> **Source extract**
American-Canadian evangelist (born 1952)

Toufik Benedictus "Benny" Hinn (born 3 December 1952) is an Israeli-born American-Canadian televangelist associated with charismatic Christianity. He is known for his regular "Miracle Crusades," which are faith-healing events held in large venues and broadcast internationally through his television ministry.

Hinn's ministry has been criticized over its faith healing claims and financial practices. His ministry was among six televangelist organizations examined by the United States Senate Committee on Finance beginning in 2007.

==Early life and Canada==
Hinn was born in Jaffa in 1952 to parents born in Palestine who had Greek, Palestinian, and Armenian ancestry. He was raised within the Eastern Orthodox tradition and baptized by the patriarch of Jerusalem.

His family emigrated to Toronto, Canada in 1968, where he attended Georges Vanier Secondary School but did not graduate. In his books, Hinn states falsely that his father was the mayor of Jaffa at the time of his birth and that he had a stutter as a child. In 1972, he claimed to become a born-again Christian.

> **Questions on the material**
- a) Answer these from the Benny Hinn extract:
(i) In what year did the United States Senate Committee on Finance begin examining his ministry?
(ii) To which city did his family emigrate in 1968?
(iii) Which secondary school did he attend?
- b) List every distinct year mentioned in the Benny Hinn extract, in order of first appearance.
- c) From the Benny Hinn extract, return the text starting with "Hinn's ministry has" and going on through "a born-again Christian.".

> **Document structure recognition data**

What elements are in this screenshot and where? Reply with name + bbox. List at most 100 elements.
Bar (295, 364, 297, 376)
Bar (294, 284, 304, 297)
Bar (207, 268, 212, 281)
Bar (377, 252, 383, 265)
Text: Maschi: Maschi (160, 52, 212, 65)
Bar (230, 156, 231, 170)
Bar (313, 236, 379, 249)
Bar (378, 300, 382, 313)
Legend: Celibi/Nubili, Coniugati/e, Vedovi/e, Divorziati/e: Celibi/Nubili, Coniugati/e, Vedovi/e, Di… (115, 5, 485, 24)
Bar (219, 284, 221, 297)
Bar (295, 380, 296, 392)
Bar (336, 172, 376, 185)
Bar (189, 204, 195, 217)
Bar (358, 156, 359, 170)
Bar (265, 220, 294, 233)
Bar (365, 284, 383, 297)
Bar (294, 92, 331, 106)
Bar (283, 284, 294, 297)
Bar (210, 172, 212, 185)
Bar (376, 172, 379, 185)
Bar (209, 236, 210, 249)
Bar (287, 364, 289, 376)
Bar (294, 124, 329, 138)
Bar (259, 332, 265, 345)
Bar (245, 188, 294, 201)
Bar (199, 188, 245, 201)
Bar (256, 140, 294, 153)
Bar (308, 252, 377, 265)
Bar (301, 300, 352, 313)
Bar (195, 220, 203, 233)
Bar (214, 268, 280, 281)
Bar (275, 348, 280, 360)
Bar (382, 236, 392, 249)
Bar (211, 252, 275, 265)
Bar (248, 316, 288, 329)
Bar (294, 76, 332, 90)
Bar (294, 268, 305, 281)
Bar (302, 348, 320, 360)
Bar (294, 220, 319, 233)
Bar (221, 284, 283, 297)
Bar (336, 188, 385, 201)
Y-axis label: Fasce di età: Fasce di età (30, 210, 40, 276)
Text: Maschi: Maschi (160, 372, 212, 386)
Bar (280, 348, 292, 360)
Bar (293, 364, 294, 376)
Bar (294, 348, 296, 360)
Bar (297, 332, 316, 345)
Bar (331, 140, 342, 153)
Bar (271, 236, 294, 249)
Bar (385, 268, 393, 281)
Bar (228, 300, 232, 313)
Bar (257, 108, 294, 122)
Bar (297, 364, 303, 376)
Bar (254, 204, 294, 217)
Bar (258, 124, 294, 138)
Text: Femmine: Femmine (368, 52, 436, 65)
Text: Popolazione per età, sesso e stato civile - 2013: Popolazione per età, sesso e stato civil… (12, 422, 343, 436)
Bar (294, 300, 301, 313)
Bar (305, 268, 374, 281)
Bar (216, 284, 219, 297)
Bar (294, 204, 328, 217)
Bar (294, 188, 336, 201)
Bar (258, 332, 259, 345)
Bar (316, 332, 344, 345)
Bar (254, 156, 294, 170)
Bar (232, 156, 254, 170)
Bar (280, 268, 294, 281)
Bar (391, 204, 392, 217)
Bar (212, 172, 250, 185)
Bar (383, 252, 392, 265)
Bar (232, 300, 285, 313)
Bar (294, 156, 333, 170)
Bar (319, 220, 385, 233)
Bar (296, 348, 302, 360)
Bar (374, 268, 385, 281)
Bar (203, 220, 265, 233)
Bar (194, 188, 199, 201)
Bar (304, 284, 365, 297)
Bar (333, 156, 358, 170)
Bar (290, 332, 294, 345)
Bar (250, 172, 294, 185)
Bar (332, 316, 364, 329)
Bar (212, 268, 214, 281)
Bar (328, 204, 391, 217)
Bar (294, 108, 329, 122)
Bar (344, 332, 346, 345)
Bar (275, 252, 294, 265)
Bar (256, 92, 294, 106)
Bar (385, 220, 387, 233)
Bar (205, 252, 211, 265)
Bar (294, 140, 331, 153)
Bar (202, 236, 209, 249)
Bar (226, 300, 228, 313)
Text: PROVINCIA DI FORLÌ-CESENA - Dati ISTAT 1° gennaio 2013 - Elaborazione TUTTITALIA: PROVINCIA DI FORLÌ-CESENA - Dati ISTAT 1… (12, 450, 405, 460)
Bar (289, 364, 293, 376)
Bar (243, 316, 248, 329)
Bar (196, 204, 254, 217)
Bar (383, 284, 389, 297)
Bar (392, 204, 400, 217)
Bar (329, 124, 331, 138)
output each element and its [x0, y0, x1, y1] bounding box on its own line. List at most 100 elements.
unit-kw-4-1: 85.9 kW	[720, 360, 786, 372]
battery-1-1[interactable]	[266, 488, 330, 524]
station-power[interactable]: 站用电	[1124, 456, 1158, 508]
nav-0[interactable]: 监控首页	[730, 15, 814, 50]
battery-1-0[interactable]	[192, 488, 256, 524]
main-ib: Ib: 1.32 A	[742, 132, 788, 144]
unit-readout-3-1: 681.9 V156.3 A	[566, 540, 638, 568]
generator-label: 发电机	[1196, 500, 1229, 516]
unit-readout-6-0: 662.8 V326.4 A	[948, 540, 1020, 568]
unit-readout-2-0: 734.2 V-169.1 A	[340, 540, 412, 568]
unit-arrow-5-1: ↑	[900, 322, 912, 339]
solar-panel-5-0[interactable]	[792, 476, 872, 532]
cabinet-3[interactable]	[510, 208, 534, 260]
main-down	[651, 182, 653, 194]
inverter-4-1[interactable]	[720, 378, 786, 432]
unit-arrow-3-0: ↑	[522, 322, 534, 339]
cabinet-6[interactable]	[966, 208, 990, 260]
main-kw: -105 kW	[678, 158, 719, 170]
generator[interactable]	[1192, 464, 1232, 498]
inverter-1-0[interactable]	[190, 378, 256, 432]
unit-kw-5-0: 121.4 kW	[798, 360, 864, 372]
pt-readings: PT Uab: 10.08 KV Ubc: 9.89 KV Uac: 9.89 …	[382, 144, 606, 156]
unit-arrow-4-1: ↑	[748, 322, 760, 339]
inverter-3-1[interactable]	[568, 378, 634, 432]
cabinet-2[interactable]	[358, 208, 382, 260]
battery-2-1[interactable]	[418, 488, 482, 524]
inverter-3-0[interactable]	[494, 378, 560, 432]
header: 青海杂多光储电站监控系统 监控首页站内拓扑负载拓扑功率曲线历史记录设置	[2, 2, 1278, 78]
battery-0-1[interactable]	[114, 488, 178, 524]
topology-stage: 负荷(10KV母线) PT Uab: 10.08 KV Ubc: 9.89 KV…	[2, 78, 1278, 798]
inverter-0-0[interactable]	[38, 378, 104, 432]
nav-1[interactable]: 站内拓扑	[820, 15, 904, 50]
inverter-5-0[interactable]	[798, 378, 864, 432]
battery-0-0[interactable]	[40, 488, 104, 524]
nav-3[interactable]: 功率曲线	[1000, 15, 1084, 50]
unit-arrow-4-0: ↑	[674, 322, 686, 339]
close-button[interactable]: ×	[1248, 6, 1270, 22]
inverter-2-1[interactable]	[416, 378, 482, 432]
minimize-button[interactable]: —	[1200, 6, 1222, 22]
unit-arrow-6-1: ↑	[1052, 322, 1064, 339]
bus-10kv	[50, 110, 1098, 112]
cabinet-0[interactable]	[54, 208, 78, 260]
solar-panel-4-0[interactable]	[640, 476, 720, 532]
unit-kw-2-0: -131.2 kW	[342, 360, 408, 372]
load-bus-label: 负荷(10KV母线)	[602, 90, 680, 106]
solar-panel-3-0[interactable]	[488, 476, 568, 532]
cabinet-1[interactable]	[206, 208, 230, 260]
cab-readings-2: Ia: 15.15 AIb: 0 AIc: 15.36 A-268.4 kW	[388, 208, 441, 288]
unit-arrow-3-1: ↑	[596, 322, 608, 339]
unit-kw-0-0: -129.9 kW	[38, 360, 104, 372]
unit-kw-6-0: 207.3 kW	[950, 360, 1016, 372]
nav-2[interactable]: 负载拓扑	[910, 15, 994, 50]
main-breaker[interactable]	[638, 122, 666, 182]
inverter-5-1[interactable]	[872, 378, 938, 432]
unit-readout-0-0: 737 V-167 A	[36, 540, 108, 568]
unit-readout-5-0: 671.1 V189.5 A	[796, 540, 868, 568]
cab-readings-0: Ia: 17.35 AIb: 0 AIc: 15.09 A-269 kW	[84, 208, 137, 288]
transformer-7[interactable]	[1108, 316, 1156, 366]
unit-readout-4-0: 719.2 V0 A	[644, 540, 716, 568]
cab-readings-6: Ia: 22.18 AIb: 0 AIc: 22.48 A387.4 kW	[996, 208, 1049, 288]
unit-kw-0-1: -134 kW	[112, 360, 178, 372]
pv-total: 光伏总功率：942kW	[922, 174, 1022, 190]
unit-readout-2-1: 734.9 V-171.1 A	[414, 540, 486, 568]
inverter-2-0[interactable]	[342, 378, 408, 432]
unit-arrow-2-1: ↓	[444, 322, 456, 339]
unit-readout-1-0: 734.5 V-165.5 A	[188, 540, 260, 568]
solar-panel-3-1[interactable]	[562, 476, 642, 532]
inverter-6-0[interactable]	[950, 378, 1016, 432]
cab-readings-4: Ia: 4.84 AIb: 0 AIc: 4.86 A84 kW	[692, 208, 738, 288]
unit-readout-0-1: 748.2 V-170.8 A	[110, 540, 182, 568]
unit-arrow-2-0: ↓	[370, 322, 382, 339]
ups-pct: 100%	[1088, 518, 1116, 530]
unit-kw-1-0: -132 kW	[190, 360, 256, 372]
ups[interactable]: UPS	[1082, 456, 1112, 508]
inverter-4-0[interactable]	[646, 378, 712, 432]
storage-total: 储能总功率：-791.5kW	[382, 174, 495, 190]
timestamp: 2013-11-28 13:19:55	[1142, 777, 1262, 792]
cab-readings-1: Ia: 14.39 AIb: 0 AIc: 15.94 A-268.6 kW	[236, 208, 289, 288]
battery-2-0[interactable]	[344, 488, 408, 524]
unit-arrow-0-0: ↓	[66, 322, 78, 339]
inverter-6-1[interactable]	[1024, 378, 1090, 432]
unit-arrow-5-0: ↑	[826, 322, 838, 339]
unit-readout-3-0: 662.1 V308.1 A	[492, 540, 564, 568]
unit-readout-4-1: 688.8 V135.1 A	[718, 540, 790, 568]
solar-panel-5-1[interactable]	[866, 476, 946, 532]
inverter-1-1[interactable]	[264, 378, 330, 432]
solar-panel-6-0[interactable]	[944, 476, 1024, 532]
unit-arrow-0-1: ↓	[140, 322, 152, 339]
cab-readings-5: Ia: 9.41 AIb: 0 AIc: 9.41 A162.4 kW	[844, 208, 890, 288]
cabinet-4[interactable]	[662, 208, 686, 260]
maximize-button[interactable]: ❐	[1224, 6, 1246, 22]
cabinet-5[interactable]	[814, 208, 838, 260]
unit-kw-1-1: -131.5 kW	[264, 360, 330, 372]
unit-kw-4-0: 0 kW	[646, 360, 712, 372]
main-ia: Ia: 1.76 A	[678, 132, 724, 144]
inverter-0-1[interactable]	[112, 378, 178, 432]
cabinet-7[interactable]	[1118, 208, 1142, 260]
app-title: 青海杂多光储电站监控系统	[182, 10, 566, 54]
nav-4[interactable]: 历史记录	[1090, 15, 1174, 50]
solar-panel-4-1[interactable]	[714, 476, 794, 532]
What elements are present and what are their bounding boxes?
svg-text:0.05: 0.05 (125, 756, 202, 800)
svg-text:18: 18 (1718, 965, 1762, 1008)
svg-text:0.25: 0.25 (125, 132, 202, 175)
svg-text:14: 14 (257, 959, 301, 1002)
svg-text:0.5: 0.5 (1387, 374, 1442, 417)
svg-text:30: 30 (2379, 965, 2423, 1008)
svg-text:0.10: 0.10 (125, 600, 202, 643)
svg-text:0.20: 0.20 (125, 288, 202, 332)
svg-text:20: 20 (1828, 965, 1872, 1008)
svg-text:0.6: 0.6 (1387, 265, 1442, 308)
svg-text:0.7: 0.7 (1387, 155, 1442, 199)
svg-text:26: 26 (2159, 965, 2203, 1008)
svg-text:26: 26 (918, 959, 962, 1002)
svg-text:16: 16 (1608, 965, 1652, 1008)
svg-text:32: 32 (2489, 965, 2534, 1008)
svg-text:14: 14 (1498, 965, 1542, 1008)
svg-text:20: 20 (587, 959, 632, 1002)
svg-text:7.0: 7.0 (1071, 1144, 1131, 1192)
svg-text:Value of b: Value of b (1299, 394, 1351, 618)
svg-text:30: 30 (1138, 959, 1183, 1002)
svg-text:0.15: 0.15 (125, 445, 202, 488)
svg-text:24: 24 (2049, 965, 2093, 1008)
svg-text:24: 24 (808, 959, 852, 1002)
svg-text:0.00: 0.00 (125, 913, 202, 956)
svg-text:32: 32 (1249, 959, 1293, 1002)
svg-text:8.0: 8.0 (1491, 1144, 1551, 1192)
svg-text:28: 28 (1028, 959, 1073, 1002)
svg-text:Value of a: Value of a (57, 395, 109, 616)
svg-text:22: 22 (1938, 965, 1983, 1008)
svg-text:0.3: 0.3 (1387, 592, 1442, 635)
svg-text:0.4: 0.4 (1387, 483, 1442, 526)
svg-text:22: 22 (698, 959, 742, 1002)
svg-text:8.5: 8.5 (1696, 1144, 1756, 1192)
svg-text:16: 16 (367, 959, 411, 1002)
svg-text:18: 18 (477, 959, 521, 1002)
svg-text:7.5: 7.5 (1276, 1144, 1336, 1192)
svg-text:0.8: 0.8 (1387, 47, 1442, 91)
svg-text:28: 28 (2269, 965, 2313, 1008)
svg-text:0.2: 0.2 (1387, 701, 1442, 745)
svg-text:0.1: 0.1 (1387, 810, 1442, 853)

> **Task answers**
- a)
(i) 2007
(ii) Toronto
(iii) Georges Vanier Secondary School

- b) 1952, 2007, 1968, 1972

- c)
Hinn's ministry has been criticized over its faith healing claims and financial practices. His ministry was among six televangelist organizations examined by the United States Senate Committee on Finance beginning in 2007.

==Early life and Canada==
Hinn was born in Jaffa in 1952 to parents born in Palestine who had Greek, Palestinian, and Armenian ancestry. He was raised within the Eastern Orthodox tradition and baptized by the patriarch of Jerusalem.

His family emigrated to Toronto, Canada in 1968, where he attended Georges Vanier Secondary School but did not graduate. In his books, Hinn states falsely that his father was the mayor of Jaffa at the time of his birth and that he had a stutter as a child. In 1972, he claimed to become a born-again Christian.